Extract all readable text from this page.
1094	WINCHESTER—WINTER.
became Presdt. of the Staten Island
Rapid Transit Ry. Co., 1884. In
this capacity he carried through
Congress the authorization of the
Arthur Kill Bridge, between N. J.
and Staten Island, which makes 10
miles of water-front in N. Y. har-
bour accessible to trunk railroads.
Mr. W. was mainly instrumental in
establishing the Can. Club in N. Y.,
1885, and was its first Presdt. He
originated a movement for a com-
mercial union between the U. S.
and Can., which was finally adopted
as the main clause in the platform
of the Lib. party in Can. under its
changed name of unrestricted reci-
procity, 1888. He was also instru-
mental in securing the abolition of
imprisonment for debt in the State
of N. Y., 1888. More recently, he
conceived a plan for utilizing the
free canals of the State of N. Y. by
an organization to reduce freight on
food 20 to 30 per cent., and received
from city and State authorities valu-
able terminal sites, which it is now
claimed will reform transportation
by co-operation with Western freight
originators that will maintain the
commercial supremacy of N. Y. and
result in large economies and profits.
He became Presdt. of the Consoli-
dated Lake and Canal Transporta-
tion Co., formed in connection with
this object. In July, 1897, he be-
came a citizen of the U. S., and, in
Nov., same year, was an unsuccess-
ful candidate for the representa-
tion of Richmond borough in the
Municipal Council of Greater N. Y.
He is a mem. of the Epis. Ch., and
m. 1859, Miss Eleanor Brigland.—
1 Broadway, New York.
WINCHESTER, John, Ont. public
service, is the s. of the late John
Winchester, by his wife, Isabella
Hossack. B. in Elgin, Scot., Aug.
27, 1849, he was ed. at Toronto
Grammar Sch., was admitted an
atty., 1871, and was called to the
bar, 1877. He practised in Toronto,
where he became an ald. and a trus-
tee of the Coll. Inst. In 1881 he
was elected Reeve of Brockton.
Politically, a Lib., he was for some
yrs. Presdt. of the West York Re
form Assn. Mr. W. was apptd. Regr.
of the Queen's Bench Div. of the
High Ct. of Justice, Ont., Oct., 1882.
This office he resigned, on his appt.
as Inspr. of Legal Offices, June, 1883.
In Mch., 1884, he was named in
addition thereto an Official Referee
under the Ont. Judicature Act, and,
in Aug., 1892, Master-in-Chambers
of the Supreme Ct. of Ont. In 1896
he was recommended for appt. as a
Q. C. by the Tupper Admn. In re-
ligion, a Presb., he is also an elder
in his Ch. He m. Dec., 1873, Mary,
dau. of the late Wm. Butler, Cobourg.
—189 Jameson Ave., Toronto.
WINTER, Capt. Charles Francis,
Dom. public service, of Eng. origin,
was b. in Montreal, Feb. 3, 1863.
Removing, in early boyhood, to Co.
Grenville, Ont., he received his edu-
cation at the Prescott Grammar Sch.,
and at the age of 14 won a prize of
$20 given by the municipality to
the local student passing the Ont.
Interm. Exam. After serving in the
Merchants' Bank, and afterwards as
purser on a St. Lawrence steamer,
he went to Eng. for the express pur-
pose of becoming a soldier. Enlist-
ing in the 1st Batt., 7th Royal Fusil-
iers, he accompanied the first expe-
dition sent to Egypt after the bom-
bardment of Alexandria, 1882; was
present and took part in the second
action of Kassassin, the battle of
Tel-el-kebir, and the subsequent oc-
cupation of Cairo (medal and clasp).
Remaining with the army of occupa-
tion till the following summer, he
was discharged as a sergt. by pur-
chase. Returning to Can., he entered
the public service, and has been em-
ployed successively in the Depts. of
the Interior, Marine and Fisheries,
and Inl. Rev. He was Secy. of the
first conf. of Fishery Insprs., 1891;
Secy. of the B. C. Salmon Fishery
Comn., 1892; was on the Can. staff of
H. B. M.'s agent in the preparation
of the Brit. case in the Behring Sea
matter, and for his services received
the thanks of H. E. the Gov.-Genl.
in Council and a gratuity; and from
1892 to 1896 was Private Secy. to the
..........
### [INSTRUCTIONS TO FOLLOW]
Gather each line that holds "first".

### [EXERCISE SOLUTION]
1885, and was its first Presdt. He
iers, he accompanied the first expe-
first conf. of Fishery Insprs., 1891;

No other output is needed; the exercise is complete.